Text segment:
►
The series of storms that accompanied the transition from 2006 to 2007 had a lot of effects. Stanley Park lost trees, BC Place deflated, and I lost all cable-TV and Internet access for nearly an hour one day. So between being snowbound (in a pretend way) and also freshly reminded of the delicate sanctity of network connections, I indulged in a little more Web surfing than usual once the system was back up. Here are some of the sites that stood out.
By now, millions of Mac and Windows people have opted to use Firefox as their Web-browsing software. Why not? It’s free (www.getfirefox.com/?) and is the most rapidly updated of the major browsers. And besides being easy to use, it’s also very configurable, with scads of available add-ons and extensions. The easiest way to navigate through all the offerings is Firefox Facts (www.firefoxfacts.com/), which has instructions on the many hidden tricks already in the software, plus reviews and links to the various add-ons you might want to install.
In the broader realm of technical support, Zolved (www.zolved.com/) claims to be the resource “supporting your digital life”. What that means is that it tries to provide answers to the whole range of “why doesn’t this work?” problems that technology often generates, from iPod freeze-ups to the configuration of wireless networks. The site is free, there are about 57,000 support articles already in the database, and you can also ask a question and wait for a “guru” to answer it.
Unless you’re a big fan of architecture, are planning a vacation in the U.K., or are writing an elementary-school history report, there’s probably no reason to visit Castles of Britain (castles-of-britain.com/). I am none of the above yet still find the site rather compelling. For one thing, it’s full of pictures of castles, and it also tells you which ones reportedly have ghosts. It’s part of a bigger conglomeration of sites under the History UK banner (www.history-tourist.com/) designed to encourage visits to the country to look at old stuff.
◄
Records:
►
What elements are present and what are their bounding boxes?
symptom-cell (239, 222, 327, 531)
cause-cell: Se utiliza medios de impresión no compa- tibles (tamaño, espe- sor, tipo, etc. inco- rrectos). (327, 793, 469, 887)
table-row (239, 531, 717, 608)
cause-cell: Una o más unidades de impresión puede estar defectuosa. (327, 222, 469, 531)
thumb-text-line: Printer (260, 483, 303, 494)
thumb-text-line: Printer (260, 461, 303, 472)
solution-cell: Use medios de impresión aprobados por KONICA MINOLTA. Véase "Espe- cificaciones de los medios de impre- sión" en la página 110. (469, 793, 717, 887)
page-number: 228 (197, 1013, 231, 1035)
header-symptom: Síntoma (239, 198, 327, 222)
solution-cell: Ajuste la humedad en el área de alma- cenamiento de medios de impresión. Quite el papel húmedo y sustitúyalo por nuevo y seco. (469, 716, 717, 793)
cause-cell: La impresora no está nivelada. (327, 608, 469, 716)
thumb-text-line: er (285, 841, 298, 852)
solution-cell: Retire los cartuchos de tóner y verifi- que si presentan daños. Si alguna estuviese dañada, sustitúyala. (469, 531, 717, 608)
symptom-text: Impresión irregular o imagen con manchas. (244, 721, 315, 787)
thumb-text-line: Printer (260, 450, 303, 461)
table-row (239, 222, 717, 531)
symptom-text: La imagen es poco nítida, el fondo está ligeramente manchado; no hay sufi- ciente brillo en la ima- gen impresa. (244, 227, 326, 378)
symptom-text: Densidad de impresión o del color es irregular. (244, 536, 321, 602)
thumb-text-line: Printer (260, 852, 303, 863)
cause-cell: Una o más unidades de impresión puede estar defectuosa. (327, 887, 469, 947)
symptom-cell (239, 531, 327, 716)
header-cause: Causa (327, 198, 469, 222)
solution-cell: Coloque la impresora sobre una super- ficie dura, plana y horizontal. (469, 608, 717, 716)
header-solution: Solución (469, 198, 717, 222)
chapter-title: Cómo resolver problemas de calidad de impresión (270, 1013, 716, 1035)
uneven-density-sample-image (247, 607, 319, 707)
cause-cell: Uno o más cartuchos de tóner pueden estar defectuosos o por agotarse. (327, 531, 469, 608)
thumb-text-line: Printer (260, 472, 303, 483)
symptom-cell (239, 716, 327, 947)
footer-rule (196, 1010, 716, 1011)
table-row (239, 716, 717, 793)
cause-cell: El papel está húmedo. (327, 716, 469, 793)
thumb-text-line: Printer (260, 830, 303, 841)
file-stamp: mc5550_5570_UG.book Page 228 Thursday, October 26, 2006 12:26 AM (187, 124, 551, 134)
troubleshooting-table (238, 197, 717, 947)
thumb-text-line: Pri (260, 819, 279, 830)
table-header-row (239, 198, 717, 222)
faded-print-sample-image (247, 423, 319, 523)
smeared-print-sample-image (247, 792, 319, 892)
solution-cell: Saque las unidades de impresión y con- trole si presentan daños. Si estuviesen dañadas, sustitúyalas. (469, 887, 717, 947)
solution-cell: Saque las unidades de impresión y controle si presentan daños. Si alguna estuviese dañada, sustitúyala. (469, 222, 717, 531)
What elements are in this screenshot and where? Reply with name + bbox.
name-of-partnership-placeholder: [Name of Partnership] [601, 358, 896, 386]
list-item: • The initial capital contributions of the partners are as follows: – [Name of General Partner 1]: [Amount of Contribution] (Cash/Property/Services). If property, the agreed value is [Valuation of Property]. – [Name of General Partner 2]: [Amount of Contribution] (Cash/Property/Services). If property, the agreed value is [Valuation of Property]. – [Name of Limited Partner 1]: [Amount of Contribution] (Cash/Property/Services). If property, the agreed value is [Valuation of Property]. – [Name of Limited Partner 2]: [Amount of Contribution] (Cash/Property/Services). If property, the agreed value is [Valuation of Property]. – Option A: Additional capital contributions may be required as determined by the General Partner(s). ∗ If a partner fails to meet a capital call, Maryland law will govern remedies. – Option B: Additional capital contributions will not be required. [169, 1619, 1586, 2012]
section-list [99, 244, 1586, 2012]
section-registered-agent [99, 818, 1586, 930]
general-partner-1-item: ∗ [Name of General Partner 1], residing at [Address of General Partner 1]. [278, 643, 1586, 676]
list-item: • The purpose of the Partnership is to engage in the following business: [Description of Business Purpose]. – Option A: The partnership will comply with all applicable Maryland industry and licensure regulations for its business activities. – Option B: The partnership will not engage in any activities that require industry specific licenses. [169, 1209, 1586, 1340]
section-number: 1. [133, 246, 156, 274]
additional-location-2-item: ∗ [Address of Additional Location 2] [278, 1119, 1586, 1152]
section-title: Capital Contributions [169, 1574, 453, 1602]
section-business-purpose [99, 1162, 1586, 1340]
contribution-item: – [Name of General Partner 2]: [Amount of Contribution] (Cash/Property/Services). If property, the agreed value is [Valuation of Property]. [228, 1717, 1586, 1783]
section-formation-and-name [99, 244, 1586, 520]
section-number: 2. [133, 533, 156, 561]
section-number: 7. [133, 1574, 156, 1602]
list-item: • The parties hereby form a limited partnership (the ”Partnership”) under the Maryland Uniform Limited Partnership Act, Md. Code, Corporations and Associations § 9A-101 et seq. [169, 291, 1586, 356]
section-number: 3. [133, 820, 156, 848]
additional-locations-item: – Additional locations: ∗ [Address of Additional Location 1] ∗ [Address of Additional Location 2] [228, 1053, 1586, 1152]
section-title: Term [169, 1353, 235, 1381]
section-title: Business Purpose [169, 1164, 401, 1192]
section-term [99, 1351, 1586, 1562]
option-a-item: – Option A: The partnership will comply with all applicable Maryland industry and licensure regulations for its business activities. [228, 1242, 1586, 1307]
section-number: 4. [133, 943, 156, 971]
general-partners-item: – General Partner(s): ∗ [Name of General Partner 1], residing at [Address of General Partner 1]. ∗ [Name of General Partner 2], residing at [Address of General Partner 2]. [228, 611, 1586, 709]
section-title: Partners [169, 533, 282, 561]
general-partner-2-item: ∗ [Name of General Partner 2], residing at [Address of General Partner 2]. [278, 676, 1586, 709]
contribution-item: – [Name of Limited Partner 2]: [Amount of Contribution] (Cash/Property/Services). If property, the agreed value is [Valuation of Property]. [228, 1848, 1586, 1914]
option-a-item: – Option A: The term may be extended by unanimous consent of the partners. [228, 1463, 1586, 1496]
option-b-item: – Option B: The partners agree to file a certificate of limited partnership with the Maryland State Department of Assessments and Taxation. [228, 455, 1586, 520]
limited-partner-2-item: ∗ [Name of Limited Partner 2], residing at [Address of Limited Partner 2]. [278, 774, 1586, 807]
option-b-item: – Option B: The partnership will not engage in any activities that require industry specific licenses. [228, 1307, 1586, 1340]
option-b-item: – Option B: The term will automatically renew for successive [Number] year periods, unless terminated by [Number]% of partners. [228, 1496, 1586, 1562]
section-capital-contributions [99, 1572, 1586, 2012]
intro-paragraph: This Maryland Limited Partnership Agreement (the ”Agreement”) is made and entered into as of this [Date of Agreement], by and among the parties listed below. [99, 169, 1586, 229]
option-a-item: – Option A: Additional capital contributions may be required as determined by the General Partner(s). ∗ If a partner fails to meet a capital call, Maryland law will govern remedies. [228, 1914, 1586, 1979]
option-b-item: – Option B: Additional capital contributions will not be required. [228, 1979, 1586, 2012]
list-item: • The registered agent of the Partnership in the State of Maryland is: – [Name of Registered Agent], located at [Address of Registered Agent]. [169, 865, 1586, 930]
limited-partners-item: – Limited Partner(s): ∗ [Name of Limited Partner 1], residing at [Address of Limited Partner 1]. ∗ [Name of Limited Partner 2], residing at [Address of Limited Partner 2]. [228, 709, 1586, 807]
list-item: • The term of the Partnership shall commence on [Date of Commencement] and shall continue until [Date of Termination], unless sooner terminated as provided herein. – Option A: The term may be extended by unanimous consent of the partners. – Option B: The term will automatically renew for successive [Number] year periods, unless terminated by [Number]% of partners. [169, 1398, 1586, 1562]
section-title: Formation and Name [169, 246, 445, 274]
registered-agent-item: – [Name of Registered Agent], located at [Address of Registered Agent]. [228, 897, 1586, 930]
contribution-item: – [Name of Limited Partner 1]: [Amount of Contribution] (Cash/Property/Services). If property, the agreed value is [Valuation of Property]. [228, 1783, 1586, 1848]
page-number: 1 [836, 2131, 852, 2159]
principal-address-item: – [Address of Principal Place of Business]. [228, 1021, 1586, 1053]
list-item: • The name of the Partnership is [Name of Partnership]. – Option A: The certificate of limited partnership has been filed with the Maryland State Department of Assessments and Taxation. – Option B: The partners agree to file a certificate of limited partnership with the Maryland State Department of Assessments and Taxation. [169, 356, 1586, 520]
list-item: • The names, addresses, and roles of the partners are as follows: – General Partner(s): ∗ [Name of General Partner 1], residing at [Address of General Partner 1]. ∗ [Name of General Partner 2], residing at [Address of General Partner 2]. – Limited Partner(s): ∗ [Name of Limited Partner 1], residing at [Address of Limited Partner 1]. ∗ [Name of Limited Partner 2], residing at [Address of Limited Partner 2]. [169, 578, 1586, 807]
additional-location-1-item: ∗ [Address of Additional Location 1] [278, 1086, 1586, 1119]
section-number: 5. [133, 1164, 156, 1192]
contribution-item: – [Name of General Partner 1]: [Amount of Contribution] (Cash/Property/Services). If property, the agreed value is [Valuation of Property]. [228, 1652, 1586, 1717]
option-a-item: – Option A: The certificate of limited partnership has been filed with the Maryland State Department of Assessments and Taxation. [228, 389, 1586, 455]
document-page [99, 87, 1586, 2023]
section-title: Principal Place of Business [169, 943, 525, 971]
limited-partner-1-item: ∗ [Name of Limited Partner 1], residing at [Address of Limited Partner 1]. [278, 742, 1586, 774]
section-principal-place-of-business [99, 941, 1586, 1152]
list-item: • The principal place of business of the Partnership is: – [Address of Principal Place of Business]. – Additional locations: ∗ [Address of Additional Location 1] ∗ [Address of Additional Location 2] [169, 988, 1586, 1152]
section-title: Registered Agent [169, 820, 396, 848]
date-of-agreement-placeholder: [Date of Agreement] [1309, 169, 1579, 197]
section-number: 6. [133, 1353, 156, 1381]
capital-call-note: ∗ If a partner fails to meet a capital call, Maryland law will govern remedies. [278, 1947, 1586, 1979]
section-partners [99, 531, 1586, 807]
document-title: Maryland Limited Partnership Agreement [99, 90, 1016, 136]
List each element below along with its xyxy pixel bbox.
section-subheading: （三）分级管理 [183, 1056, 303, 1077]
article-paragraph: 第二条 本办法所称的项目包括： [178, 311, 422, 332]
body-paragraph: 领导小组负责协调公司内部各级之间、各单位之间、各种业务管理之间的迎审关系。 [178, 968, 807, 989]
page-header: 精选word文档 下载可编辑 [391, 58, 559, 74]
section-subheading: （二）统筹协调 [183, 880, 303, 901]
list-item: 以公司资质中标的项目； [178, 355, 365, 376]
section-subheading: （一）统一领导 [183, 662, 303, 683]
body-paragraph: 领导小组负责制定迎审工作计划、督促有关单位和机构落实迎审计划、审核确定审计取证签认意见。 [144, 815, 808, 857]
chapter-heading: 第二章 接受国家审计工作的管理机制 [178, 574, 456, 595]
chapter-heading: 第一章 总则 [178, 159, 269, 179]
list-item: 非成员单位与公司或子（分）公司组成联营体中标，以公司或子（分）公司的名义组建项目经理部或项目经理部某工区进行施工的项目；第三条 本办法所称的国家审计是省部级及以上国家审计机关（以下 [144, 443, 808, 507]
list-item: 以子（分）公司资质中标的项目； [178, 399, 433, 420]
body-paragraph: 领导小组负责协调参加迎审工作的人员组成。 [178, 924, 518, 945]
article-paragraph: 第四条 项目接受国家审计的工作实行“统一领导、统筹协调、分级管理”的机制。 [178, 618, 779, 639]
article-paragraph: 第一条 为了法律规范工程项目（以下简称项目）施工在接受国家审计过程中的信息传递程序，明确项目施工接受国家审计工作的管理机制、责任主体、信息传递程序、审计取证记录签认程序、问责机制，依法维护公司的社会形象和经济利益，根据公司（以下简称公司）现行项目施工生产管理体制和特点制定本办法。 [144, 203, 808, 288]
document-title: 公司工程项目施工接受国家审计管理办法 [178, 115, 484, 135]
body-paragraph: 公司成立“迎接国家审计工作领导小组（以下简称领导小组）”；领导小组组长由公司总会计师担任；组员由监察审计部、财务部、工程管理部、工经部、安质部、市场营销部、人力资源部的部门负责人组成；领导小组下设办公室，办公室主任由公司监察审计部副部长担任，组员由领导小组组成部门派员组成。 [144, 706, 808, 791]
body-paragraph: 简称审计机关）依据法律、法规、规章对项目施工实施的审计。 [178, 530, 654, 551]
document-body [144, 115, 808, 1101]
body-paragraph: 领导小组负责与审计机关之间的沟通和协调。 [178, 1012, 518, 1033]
◄
What you need to do:
1. In the website column, about how many support articles does Zolved already have in its database?
2. Can you translate this sentence from the website column into Spanish: "I am none of the above yet still find the site rather compelling."
3. Set down everything in the website column from "By now, millions" down to "want to install.".

Answers to the problems:
1. About 57,000.

2. No soy ninguno de los anteriores y, aun así, el sitio me parece bastante atractivo.

3.
By now, millions of Mac and Windows people have opted to use Firefox as their Web-browsing software. Why not? It’s free (www.getfirefox.com/?) and is the most rapidly updated of the major browsers. And besides being easy to use, it’s also very configurable, with scads of available add-ons and extensions. The easiest way to navigate through all the offerings is Firefox Facts (www.firefoxfacts.com/), which has instructions on the many hidden tricks already in the software, plus reviews and links to the various add-ons you might want to install.